**TASK DETAILS:**
Only the lines from the line containing "Transcribe the text in this document." through the final line of the entries should be printed, exactly as given, with the pictures left out.

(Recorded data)
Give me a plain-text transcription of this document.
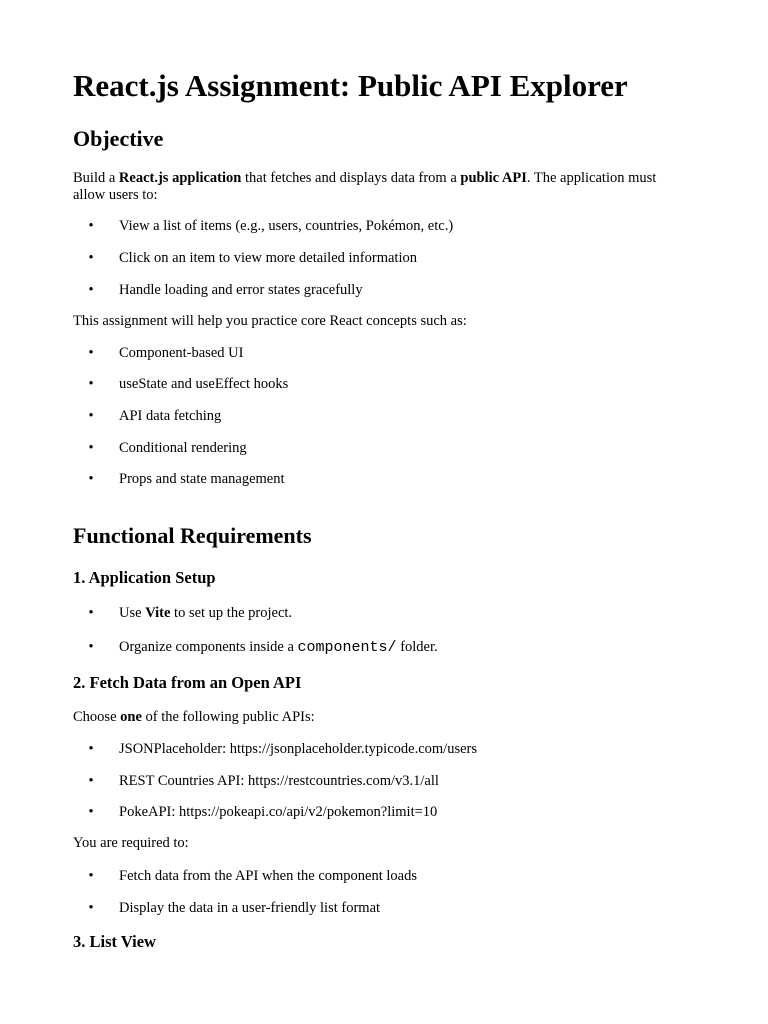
React.js Assignment: Public API Explorer
Objective

Build a React.js application that fetches and displays data from a public API. The application must allow users to:

• View a list of items (e.g., users, countries, Pokémon, etc.)
• Click on an item to view more detailed information
• Handle loading and error states gracefully

This assignment will help you practice core React concepts such as:

• Component-based UI
• useState and useEffect hooks
• API data fetching
• Conditional rendering
• Props and state management
Functional Requirements
1. Application Setup
• Use Vite to set up the project.
• Organize components inside a components/ folder.
2. Fetch Data from an Open API

Choose one of the following public APIs:

• JSONPlaceholder: https://jsonplaceholder.typicode.com/users
• REST Countries API: https://restcountries.com/v3.1/all
• PokeAPI: https://pokeapi.co/api/v2/pokemon?limit=10

You are required to:

• Fetch data from the API when the component loads
• Display the data in a user-friendly list format
3. List View
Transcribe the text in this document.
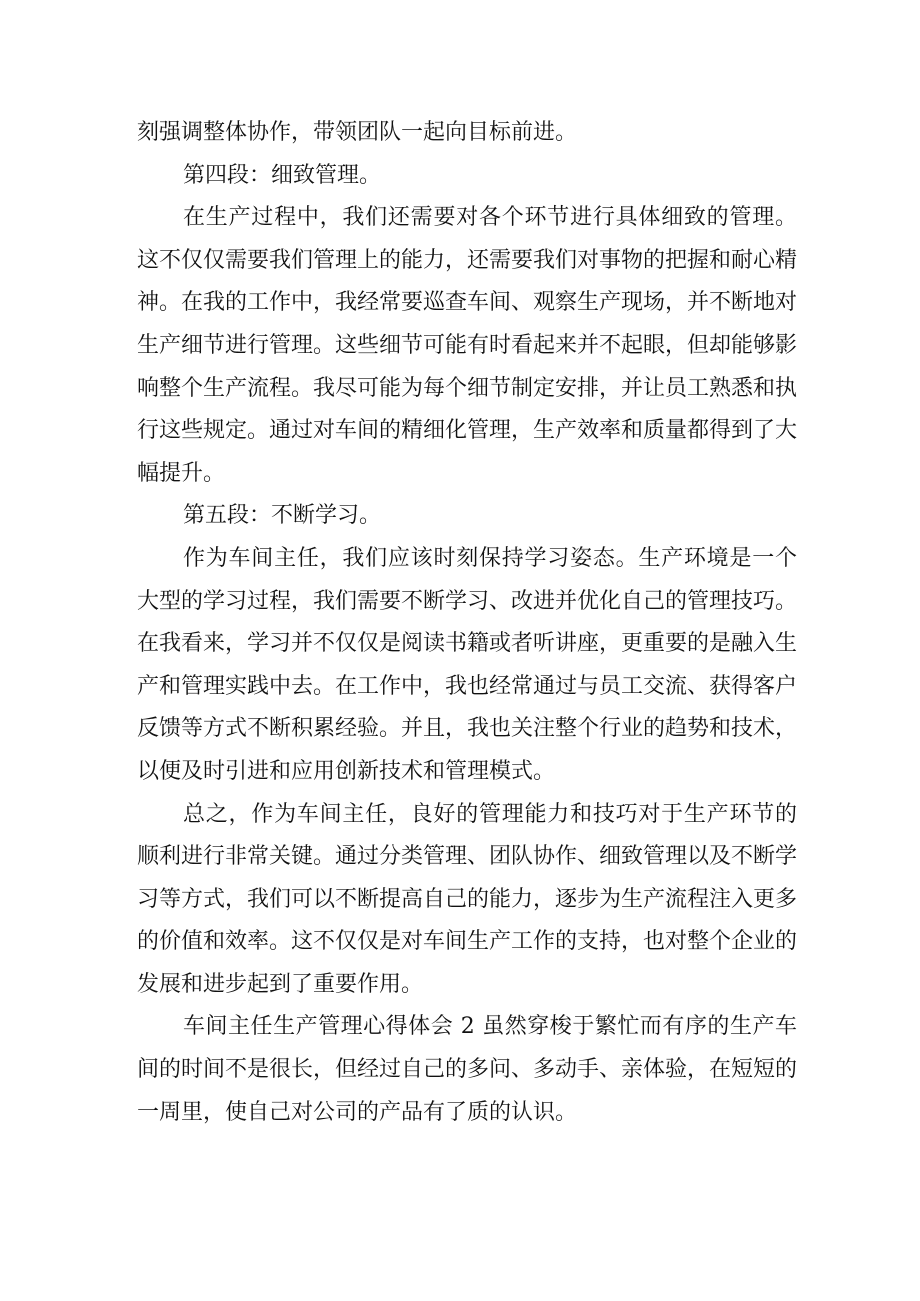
刻强调整体协作，带领团队一起向目标前进。

第四段：细致管理。

在生产过程中，我们还需要对各个环节进行具体细致的管理。这不仅仅需要我们管理上的能力，还需要我们对事物的把握和耐心精神。在我的工作中，我经常要巡查车间、观察生产现场，并不断地对生产细节进行管理。这些细节可能有时看起来并不起眼，但却能够影响整个生产流程。我尽可能为每个细节制定安排，并让员工熟悉和执行这些规定。通过对车间的精细化管理，生产效率和质量都得到了大幅提升。

第五段：不断学习。

作为车间主任，我们应该时刻保持学习姿态。生产环境是一个大型的学习过程，我们需要不断学习、改进并优化自己的管理技巧。在我看来，学习并不仅仅是阅读书籍或者听讲座，更重要的是融入生产和管理实践中去。在工作中，我也经常通过与员工交流、获得客户反馈等方式不断积累经验。并且，我也关注整个行业的趋势和技术，以便及时引进和应用创新技术和管理模式。

总之，作为车间主任，良好的管理能力和技巧对于生产环节的顺利进行非常关键。通过分类管理、团队协作、细致管理以及不断学习等方式，我们可以不断提高自己的能力，逐步为生产流程注入更多的价值和效率。这不仅仅是对车间生产工作的支持，也对整个企业的发展和进步起到了重要作用。

车间主任生产管理心得体会 2 虽然穿梭于繁忙而有序的生产车间的时间不是很长，但经过自己的多问、多动手、亲体验，在短短的一周里，使自己对公司的产品有了质的认识。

**RESULT FOR THIS TASK:**
Transcribe the text in this document.
刻强调整体协作，带领团队一起向目标前进。

第四段：细致管理。

在生产过程中，我们还需要对各个环节进行具体细致的管理。这不仅仅需要我们管理上的能力，还需要我们对事物的把握和耐心精神。在我的工作中，我经常要巡查车间、观察生产现场，并不断地对生产细节进行管理。这些细节可能有时看起来并不起眼，但却能够影响整个生产流程。我尽可能为每个细节制定安排，并让员工熟悉和执行这些规定。通过对车间的精细化管理，生产效率和质量都得到了大幅提升。

第五段：不断学习。

作为车间主任，我们应该时刻保持学习姿态。生产环境是一个大型的学习过程，我们需要不断学习、改进并优化自己的管理技巧。在我看来，学习并不仅仅是阅读书籍或者听讲座，更重要的是融入生产和管理实践中去。在工作中，我也经常通过与员工交流、获得客户反馈等方式不断积累经验。并且，我也关注整个行业的趋势和技术，以便及时引进和应用创新技术和管理模式。

总之，作为车间主任，良好的管理能力和技巧对于生产环节的顺利进行非常关键。通过分类管理、团队协作、细致管理以及不断学习等方式，我们可以不断提高自己的能力，逐步为生产流程注入更多的价值和效率。这不仅仅是对车间生产工作的支持，也对整个企业的发展和进步起到了重要作用。

车间主任生产管理心得体会 2 虽然穿梭于繁忙而有序的生产车间的时间不是很长，但经过自己的多问、多动手、亲体验，在短短的一周里，使自己对公司的产品有了质的认识。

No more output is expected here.